■ **What is expected**
Look through the records below, and copy out every line that holds the string "Строительная".

Extracted data entries
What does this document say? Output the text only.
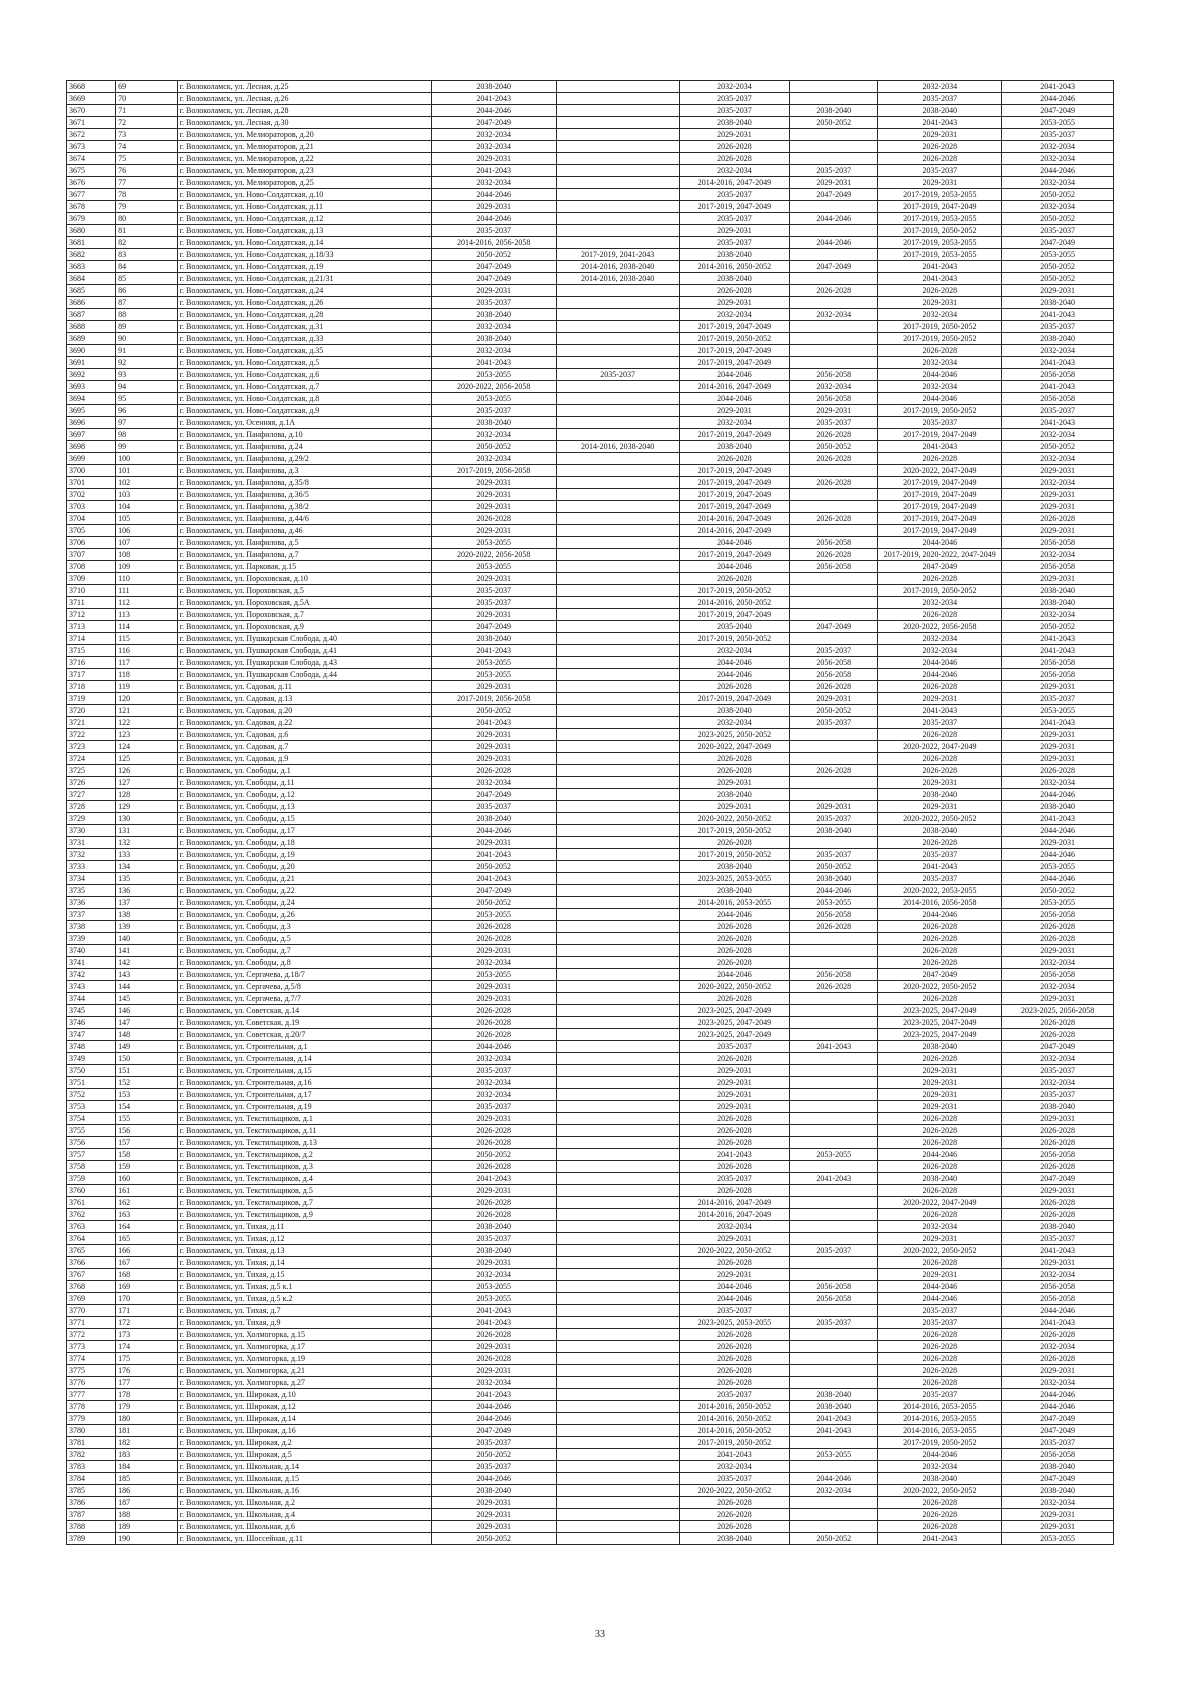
3668	69	г. Волоколамск, ул. Лесная, д.25	2038-2040		2032-2034		2032-2034	2041-2043
3669	70	г. Волоколамск, ул. Лесная, д.26	2041-2043		2035-2037		2035-2037	2044-2046
3670	71	г. Волоколамск, ул. Лесная, д.28	2044-2046		2035-2037	2038-2040	2038-2040	2047-2049
3671	72	г. Волоколамск, ул. Лесная, д.30	2047-2049		2038-2040	2050-2052	2041-2043	2053-2055
3672	73	г. Волоколамск, ул. Мелиораторов, д.20	2032-2034		2029-2031		2029-2031	2035-2037
3673	74	г. Волоколамск, ул. Мелиораторов, д.21	2032-2034		2026-2028		2026-2028	2032-2034
3674	75	г. Волоколамск, ул. Мелиораторов, д.22	2029-2031		2026-2028		2026-2028	2032-2034
3675	76	г. Волоколамск, ул. Мелиораторов, д.23	2041-2043		2032-2034	2035-2037	2035-2037	2044-2046
3676	77	г. Волоколамск, ул. Мелиораторов, д.25	2032-2034		2014-2016, 2047-2049	2029-2031	2029-2031	2032-2034
3677	78	г. Волоколамск, ул. Ново-Солдатская, д.10	2044-2046		2035-2037	2047-2049	2017-2019, 2053-2055	2050-2052
3678	79	г. Волоколамск, ул. Ново-Солдатская, д.11	2029-2031		2017-2019, 2047-2049		2017-2019, 2047-2049	2032-2034
3679	80	г. Волоколамск, ул. Ново-Солдатская, д.12	2044-2046		2035-2037	2044-2046	2017-2019, 2053-2055	2050-2052
3680	81	г. Волоколамск, ул. Ново-Солдатская, д.13	2035-2037		2029-2031		2017-2019, 2050-2052	2035-2037
3681	82	г. Волоколамск, ул. Ново-Солдатская, д.14	2014-2016, 2056-2058		2035-2037	2044-2046	2017-2019, 2053-2055	2047-2049
3682	83	г. Волоколамск, ул. Ново-Солдатская, д.18/33	2050-2052	2017-2019, 2041-2043	2038-2040		2017-2019, 2053-2055	2053-2055
3683	84	г. Волоколамск, ул. Ново-Солдатская, д.19	2047-2049	2014-2016, 2038-2040	2014-2016, 2050-2052	2047-2049	2041-2043	2050-2052
3684	85	г. Волоколамск, ул. Ново-Солдатская, д.21/31	2047-2049	2014-2016, 2038-2040	2038-2040		2041-2043	2050-2052
3685	86	г. Волоколамск, ул. Ново-Солдатская, д.24	2029-2031		2026-2028	2026-2028	2026-2028	2029-2031
3686	87	г. Волоколамск, ул. Ново-Солдатская, д.26	2035-2037		2029-2031		2029-2031	2038-2040
3687	88	г. Волоколамск, ул. Ново-Солдатская, д.28	2038-2040		2032-2034	2032-2034	2032-2034	2041-2043
3688	89	г. Волоколамск, ул. Ново-Солдатская, д.31	2032-2034		2017-2019, 2047-2049		2017-2019, 2050-2052	2035-2037
3689	90	г. Волоколамск, ул. Ново-Солдатская, д.33	2038-2040		2017-2019, 2050-2052		2017-2019, 2050-2052	2038-2040
3690	91	г. Волоколамск, ул. Ново-Солдатская, д.35	2032-2034		2017-2019, 2047-2049		2026-2028	2032-2034
3691	92	г. Волоколамск, ул. Ново-Солдатская, д.5	2041-2043		2017-2019, 2047-2049		2032-2034	2041-2043
3692	93	г. Волоколамск, ул. Ново-Солдатская, д.6	2053-2055	2035-2037	2044-2046	2056-2058	2044-2046	2056-2058
3693	94	г. Волоколамск, ул. Ново-Солдатская, д.7	2020-2022, 2056-2058		2014-2016, 2047-2049	2032-2034	2032-2034	2041-2043
3694	95	г. Волоколамск, ул. Ново-Солдатская, д.8	2053-2055		2044-2046	2056-2058	2044-2046	2056-2058
3695	96	г. Волоколамск, ул. Ново-Солдатская, д.9	2035-2037		2029-2031	2029-2031	2017-2019, 2050-2052	2035-2037
3696	97	г. Волоколамск, ул. Осенняя, д.1А	2038-2040		2032-2034	2035-2037	2035-2037	2041-2043
3697	98	г. Волоколамск, ул. Панфилова, д.10	2032-2034		2017-2019, 2047-2049	2026-2028	2017-2019, 2047-2049	2032-2034
3698	99	г. Волоколамск, ул. Панфилова, д.24	2050-2052	2014-2016, 2038-2040	2038-2040	2050-2052	2041-2043	2050-2052
3699	100	г. Волоколамск, ул. Панфилова, д.29/2	2032-2034		2026-2028	2026-2028	2026-2028	2032-2034
3700	101	г. Волоколамск, ул. Панфилова, д.3	2017-2019, 2056-2058		2017-2019, 2047-2049		2020-2022, 2047-2049	2029-2031
3701	102	г. Волоколамск, ул. Панфилова, д.35/8	2029-2031		2017-2019, 2047-2049	2026-2028	2017-2019, 2047-2049	2032-2034
3702	103	г. Волоколамск, ул. Панфилова, д.36/5	2029-2031		2017-2019, 2047-2049		2017-2019, 2047-2049	2029-2031
3703	104	г. Волоколамск, ул. Панфилова, д.38/2	2029-2031		2017-2019, 2047-2049		2017-2019, 2047-2049	2029-2031
3704	105	г. Волоколамск, ул. Панфилова, д.44/6	2026-2028		2014-2016, 2047-2049	2026-2028	2017-2019, 2047-2049	2026-2028
3705	106	г. Волоколамск, ул. Панфилова, д.46	2029-2031		2014-2016, 2047-2049		2017-2019, 2047-2049	2029-2031
3706	107	г. Волоколамск, ул. Панфилова, д.5	2053-2055		2044-2046	2056-2058	2044-2046	2056-2058
3707	108	г. Волоколамск, ул. Панфилова, д.7	2020-2022, 2056-2058		2017-2019, 2047-2049	2026-2028	2017-2019, 2020-2022, 2047-2049	2032-2034
3708	109	г. Волоколамск, ул. Парковая, д.15	2053-2055		2044-2046	2056-2058	2047-2049	2056-2058
3709	110	г. Волоколамск, ул. Пороховская, д.10	2029-2031		2026-2028		2026-2028	2029-2031
3710	111	г. Волоколамск, ул. Пороховская, д.5	2035-2037		2017-2019, 2050-2052		2017-2019, 2050-2052	2038-2040
3711	112	г. Волоколамск, ул. Пороховская, д.5А	2035-2037		2014-2016, 2050-2052		2032-2034	2038-2040
3712	113	г. Волоколамск, ул. Пороховская, д.7	2029-2031		2017-2019, 2047-2049		2026-2028	2032-2034
3713	114	г. Волоколамск, ул. Пороховская, д.9	2047-2049		2035-2040	2047-2049	2020-2022, 2056-2058	2050-2052
3714	115	г. Волоколамск, ул. Пушкарская Слобода, д.40	2038-2040		2017-2019, 2050-2052		2032-2034	2041-2043
3715	116	г. Волоколамск, ул. Пушкарская Слобода, д.41	2041-2043		2032-2034	2035-2037	2032-2034	2041-2043
3716	117	г. Волоколамск, ул. Пушкарская Слобода, д.43	2053-2055		2044-2046	2056-2058	2044-2046	2056-2058
3717	118	г. Волоколамск, ул. Пушкарская Слобода, д.44	2053-2055		2044-2046	2056-2058	2044-2046	2056-2058
3718	119	г. Волоколамск, ул. Садовая, д.11	2029-2031		2026-2028	2026-2028	2026-2028	2029-2031
3719	120	г. Волоколамск, ул. Садовая, д.13	2017-2019, 2056-2058		2017-2019, 2047-2049	2029-2031	2029-2031	2035-2037
3720	121	г. Волоколамск, ул. Садовая, д.20	2050-2052		2038-2040	2050-2052	2041-2043	2053-2055
3721	122	г. Волоколамск, ул. Садовая, д.22	2041-2043		2032-2034	2035-2037	2035-2037	2041-2043
3722	123	г. Волоколамск, ул. Садовая, д.6	2029-2031		2023-2025, 2050-2052		2026-2028	2029-2031
3723	124	г. Волоколамск, ул. Садовая, д.7	2029-2031		2020-2022, 2047-2049		2020-2022, 2047-2049	2029-2031
3724	125	г. Волоколамск, ул. Садовая, д.9	2029-2031		2026-2028		2026-2028	2029-2031
3725	126	г. Волоколамск, ул. Свободы, д.1	2026-2028		2026-2028	2026-2028	2026-2028	2026-2028
3726	127	г. Волоколамск, ул. Свободы, д.11	2032-2034		2029-2031		2029-2031	2032-2034
3727	128	г. Волоколамск, ул. Свободы, д.12	2047-2049		2038-2040		2038-2040	2044-2046
3728	129	г. Волоколамск, ул. Свободы, д.13	2035-2037		2029-2031	2029-2031	2029-2031	2038-2040
3729	130	г. Волоколамск, ул. Свободы, д.15	2038-2040		2020-2022, 2050-2052	2035-2037	2020-2022, 2050-2052	2041-2043
3730	131	г. Волоколамск, ул. Свободы, д.17	2044-2046		2017-2019, 2050-2052	2038-2040	2038-2040	2044-2046
3731	132	г. Волоколамск, ул. Свободы, д.18	2029-2031		2026-2028		2026-2028	2029-2031
3732	133	г. Волоколамск, ул. Свободы, д.19	2041-2043		2017-2019, 2050-2052	2035-2037	2035-2037	2044-2046
3733	134	г. Волоколамск, ул. Свободы, д.20	2050-2052		2038-2040	2050-2052	2041-2043	2053-2055
3734	135	г. Волоколамск, ул. Свободы, д.21	2041-2043		2023-2025, 2053-2055	2038-2040	2035-2037	2044-2046
3735	136	г. Волоколамск, ул. Свободы, д.22	2047-2049		2038-2040	2044-2046	2020-2022, 2053-2055	2050-2052
3736	137	г. Волоколамск, ул. Свободы, д.24	2050-2052		2014-2016, 2053-2055	2053-2055	2014-2016, 2056-2058	2053-2055
3737	138	г. Волоколамск, ул. Свободы, д.26	2053-2055		2044-2046	2056-2058	2044-2046	2056-2058
3738	139	г. Волоколамск, ул. Свободы, д.3	2026-2028		2026-2028	2026-2028	2026-2028	2026-2028
3739	140	г. Волоколамск, ул. Свободы, д.5	2026-2028		2026-2028		2026-2028	2026-2028
3740	141	г. Волоколамск, ул. Свободы, д.7	2029-2031		2026-2028		2026-2028	2029-2031
3741	142	г. Волоколамск, ул. Свободы, д.8	2032-2034		2026-2028		2026-2028	2032-2034
3742	143	г. Волоколамск, ул. Сергачева, д.18/7	2053-2055		2044-2046	2056-2058	2047-2049	2056-2058
3743	144	г. Волоколамск, ул. Сергачева, д.5/8	2029-2031		2020-2022, 2050-2052	2026-2028	2020-2022, 2050-2052	2032-2034
3744	145	г. Волоколамск, ул. Сергачева, д.7/7	2029-2031		2026-2028		2026-2028	2029-2031
3745	146	г. Волоколамск, ул. Советская, д.14	2026-2028		2023-2025, 2047-2049		2023-2025, 2047-2049	2023-2025, 2056-2058
3746	147	г. Волоколамск, ул. Советская, д.19	2026-2028		2023-2025, 2047-2049		2023-2025, 2047-2049	2026-2028
3747	148	г. Волоколамск, ул. Советская, д.20/7	2026-2028		2023-2025, 2047-2049		2023-2025, 2047-2049	2026-2028
3748	149	г. Волоколамск, ул. Строительная, д.1	2044-2046		2035-2037	2041-2043	2038-2040	2047-2049
3749	150	г. Волоколамск, ул. Строительная, д.14	2032-2034		2026-2028		2026-2028	2032-2034
3750	151	г. Волоколамск, ул. Строительная, д.15	2035-2037		2029-2031		2029-2031	2035-2037
3751	152	г. Волоколамск, ул. Строительная, д.16	2032-2034		2029-2031		2029-2031	2032-2034
3752	153	г. Волоколамск, ул. Строительная, д.17	2032-2034		2029-2031		2029-2031	2035-2037
3753	154	г. Волоколамск, ул. Строительная, д.19	2035-2037		2029-2031		2029-2031	2038-2040
3754	155	г. Волоколамск, ул. Текстильщиков, д.1	2029-2031		2026-2028		2026-2028	2029-2031
3755	156	г. Волоколамск, ул. Текстильщиков, д.11	2026-2028		2026-2028		2026-2028	2026-2028
3756	157	г. Волоколамск, ул. Текстильщиков, д.13	2026-2028		2026-2028		2026-2028	2026-2028
3757	158	г. Волоколамск, ул. Текстильщиков, д.2	2050-2052		2041-2043	2053-2055	2044-2046	2056-2058
3758	159	г. Волоколамск, ул. Текстильщиков, д.3	2026-2028		2026-2028		2026-2028	2026-2028
3759	160	г. Волоколамск, ул. Текстильщиков, д.4	2041-2043		2035-2037	2041-2043	2038-2040	2047-2049
3760	161	г. Волоколамск, ул. Текстильщиков, д.5	2029-2031		2026-2028		2026-2028	2029-2031
3761	162	г. Волоколамск, ул. Текстильщиков, д.7	2026-2028		2014-2016, 2047-2049		2020-2022, 2047-2049	2026-2028
3762	163	г. Волоколамск, ул. Текстильщиков, д.9	2026-2028		2014-2016, 2047-2049		2026-2028	2026-2028
3763	164	г. Волоколамск, ул. Тихая, д.11	2038-2040		2032-2034		2032-2034	2038-2040
3764	165	г. Волоколамск, ул. Тихая, д.12	2035-2037		2029-2031		2029-2031	2035-2037
3765	166	г. Волоколамск, ул. Тихая, д.13	2038-2040		2020-2022, 2050-2052	2035-2037	2020-2022, 2050-2052	2041-2043
3766	167	г. Волоколамск, ул. Тихая, д.14	2029-2031		2026-2028		2026-2028	2029-2031
3767	168	г. Волоколамск, ул. Тихая, д.15	2032-2034		2029-2031		2029-2031	2032-2034
3768	169	г. Волоколамск, ул. Тихая, д.5 к.1	2053-2055		2044-2046	2056-2058	2044-2046	2056-2058
3769	170	г. Волоколамск, ул. Тихая, д.5 к.2	2053-2055		2044-2046	2056-2058	2044-2046	2056-2058
3770	171	г. Волоколамск, ул. Тихая, д.7	2041-2043		2035-2037		2035-2037	2044-2046
3771	172	г. Волоколамск, ул. Тихая, д.9	2041-2043		2023-2025, 2053-2055	2035-2037	2035-2037	2041-2043
3772	173	г. Волоколамск, ул. Холмогорка, д.15	2026-2028		2026-2028		2026-2028	2026-2028
3773	174	г. Волоколамск, ул. Холмогорка, д.17	2029-2031		2026-2028		2026-2028	2032-2034
3774	175	г. Волоколамск, ул. Холмогорка, д.19	2026-2028		2026-2028		2026-2028	2026-2028
3775	176	г. Волоколамск, ул. Холмогорка, д.21	2029-2031		2026-2028		2026-2028	2029-2031
3776	177	г. Волоколамск, ул. Холмогорка, д.27	2032-2034		2026-2028		2026-2028	2032-2034
3777	178	г. Волоколамск, ул. Широкая, д.10	2041-2043		2035-2037	2038-2040	2035-2037	2044-2046
3778	179	г. Волоколамск, ул. Широкая, д.12	2044-2046		2014-2016, 2050-2052	2038-2040	2014-2016, 2053-2055	2044-2046
3779	180	г. Волоколамск, ул. Широкая, д.14	2044-2046		2014-2016, 2050-2052	2041-2043	2014-2016, 2053-2055	2047-2049
3780	181	г. Волоколамск, ул. Широкая, д.16	2047-2049		2014-2016, 2050-2052	2041-2043	2014-2016, 2053-2055	2047-2049
3781	182	г. Волоколамск, ул. Широкая, д.2	2035-2037		2017-2019, 2050-2052		2017-2019, 2050-2052	2035-2037
3782	183	г. Волоколамск, ул. Широкая, д.5	2050-2052		2041-2043	2053-2055	2044-2046	2056-2058
3783	184	г. Волоколамск, ул. Школьная, д.14	2035-2037		2032-2034		2032-2034	2038-2040
3784	185	г. Волоколамск, ул. Школьная, д.15	2044-2046		2035-2037	2044-2046	2038-2040	2047-2049
3785	186	г. Волоколамск, ул. Школьная, д.16	2038-2040		2020-2022, 2050-2052	2032-2034	2020-2022, 2050-2052	2038-2040
3786	187	г. Волоколамск, ул. Школьная, д.2	2029-2031		2026-2028		2026-2028	2032-2034
3787	188	г. Волоколамск, ул. Школьная, д.4	2029-2031		2026-2028		2026-2028	2029-2031
3788	189	г. Волоколамск, ул. Школьная, д.6	2029-2031		2026-2028		2026-2028	2029-2031
3789	190	г. Волоколамск, ул. Шоссейная, д.11	2050-2052		2038-2040	2050-2052	2041-2043	2053-2055
33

■ **Answer for the task**
3748	149	г. Волоколамск, ул. Строительная, д.1	2044-2046		2035-2037	2041-2043	2038-2040	2047-2049
3749	150	г. Волоколамск, ул. Строительная, д.14	2032-2034		2026-2028		2026-2028	2032-2034
3750	151	г. Волоколамск, ул. Строительная, д.15	2035-2037		2029-2031		2029-2031	2035-2037
3751	152	г. Волоколамск, ул. Строительная, д.16	2032-2034		2029-2031		2029-2031	2032-2034
3752	153	г. Волоколамск, ул. Строительная, д.17	2032-2034		2029-2031		2029-2031	2035-2037
3753	154	г. Волоколамск, ул. Строительная, д.19	2035-2037		2029-2031		2029-2031	2038-2040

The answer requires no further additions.